==== Information given

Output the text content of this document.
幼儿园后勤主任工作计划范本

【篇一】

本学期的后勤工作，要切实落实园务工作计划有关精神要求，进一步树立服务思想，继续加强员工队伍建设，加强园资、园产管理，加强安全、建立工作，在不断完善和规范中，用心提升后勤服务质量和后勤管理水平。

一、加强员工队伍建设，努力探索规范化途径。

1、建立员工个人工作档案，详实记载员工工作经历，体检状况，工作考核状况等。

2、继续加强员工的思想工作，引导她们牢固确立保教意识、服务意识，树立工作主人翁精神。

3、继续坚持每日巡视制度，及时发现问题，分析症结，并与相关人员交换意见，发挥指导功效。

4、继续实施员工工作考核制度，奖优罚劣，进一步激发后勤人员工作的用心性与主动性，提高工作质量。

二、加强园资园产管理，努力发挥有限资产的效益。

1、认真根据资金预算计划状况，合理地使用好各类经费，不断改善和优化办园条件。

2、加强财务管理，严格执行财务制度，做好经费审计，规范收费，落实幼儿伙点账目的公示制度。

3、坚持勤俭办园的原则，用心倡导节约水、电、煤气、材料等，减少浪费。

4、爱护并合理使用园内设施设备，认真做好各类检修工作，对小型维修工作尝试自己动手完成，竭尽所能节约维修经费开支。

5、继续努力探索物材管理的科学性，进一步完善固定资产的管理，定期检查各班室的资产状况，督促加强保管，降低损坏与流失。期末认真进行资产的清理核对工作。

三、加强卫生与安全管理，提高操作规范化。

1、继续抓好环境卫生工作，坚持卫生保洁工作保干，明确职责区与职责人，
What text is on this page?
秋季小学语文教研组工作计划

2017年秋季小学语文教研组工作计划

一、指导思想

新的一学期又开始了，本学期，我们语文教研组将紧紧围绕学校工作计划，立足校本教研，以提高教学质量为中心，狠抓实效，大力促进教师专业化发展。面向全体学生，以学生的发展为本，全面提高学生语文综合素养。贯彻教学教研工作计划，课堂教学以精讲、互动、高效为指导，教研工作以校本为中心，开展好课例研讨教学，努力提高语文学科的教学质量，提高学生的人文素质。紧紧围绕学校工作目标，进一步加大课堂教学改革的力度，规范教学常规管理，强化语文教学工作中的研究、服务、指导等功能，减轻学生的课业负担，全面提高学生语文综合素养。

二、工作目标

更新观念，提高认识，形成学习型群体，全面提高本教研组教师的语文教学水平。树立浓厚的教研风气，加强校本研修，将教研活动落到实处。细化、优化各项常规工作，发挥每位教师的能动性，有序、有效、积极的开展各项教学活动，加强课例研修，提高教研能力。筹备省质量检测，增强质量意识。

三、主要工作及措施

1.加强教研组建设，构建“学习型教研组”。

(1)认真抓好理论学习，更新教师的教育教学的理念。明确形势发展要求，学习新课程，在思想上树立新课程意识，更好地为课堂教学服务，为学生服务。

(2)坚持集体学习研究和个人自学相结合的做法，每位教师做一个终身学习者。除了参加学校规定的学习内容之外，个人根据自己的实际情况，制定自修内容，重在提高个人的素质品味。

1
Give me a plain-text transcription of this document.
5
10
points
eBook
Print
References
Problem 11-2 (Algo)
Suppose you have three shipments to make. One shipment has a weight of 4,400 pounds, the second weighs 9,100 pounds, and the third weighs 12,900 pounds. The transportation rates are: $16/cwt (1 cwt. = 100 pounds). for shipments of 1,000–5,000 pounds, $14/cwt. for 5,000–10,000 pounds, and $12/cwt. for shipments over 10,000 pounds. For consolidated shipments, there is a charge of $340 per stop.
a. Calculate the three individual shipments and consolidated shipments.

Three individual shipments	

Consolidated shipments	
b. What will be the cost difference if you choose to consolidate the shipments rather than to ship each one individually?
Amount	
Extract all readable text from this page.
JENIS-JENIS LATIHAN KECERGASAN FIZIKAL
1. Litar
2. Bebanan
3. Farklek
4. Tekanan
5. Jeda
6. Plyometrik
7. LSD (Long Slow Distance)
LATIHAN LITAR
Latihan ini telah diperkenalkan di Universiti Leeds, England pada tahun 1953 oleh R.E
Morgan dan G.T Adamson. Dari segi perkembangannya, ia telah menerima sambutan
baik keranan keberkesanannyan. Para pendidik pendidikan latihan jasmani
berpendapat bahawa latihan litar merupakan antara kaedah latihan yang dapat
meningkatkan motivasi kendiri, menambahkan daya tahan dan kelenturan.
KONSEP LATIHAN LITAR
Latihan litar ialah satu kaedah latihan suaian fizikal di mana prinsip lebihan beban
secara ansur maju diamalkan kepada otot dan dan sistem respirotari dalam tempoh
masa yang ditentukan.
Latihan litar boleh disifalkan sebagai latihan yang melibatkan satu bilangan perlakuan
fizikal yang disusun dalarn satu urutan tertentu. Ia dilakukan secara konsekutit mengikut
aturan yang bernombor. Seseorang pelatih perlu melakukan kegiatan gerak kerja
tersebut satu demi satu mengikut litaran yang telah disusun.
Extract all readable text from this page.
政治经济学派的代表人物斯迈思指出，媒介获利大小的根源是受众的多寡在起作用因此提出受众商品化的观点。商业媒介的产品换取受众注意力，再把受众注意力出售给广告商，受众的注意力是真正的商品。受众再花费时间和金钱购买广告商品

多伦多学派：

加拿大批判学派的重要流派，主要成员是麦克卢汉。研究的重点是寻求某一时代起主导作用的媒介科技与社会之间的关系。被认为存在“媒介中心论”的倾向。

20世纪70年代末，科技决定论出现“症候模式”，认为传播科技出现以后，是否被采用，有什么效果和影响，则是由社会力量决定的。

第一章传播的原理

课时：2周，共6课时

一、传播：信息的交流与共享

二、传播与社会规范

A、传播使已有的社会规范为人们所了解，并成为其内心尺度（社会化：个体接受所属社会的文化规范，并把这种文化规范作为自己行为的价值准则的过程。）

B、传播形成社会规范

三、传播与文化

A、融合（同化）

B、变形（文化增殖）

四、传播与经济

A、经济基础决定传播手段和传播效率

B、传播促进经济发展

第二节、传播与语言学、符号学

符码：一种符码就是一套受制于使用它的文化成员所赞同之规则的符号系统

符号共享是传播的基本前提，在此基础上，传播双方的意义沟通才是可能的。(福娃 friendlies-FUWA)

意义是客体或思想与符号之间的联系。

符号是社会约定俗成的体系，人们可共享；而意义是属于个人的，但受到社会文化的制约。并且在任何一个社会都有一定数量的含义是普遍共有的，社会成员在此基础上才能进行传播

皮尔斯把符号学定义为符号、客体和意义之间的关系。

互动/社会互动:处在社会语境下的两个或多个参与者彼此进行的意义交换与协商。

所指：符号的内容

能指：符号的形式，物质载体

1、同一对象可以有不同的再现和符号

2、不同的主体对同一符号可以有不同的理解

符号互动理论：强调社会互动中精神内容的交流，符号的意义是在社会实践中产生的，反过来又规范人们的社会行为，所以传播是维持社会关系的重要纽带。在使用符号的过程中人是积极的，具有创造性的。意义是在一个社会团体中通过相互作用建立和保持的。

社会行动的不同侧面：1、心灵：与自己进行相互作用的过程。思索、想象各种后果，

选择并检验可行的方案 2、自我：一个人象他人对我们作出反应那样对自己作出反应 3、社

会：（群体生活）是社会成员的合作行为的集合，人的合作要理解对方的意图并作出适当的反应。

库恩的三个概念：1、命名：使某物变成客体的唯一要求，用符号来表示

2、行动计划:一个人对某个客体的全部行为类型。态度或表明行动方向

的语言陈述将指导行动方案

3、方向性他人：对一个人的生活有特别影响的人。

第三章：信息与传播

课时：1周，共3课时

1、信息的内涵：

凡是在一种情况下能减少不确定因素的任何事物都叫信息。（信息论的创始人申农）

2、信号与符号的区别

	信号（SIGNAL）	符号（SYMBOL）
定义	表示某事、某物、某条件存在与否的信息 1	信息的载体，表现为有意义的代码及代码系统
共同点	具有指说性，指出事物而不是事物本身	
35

========

Your instructions: Every line of the records that includes the word "shipments" should be gathered.

Reply to the exercise:
Suppose you have three shipments to make. One shipment has a weight of 4,400 pounds, the second weighs 9,100 pounds, and the third weighs 12,900 pounds. The transportation rates are: $16/cwt (1 cwt. = 100 pounds). for shipments of 1,000–5,000 pounds, $14/cwt. for 5,000–10,000 pounds, and $12/cwt. for shipments over 10,000 pounds. For consolidated shipments, there is a charge of $340 per stop.
a. Calculate the three individual shipments and consolidated shipments.
Three individual shipments	
Consolidated shipments	
b. What will be the cost difference if you choose to consolidate the shipments rather than to ship each one individually?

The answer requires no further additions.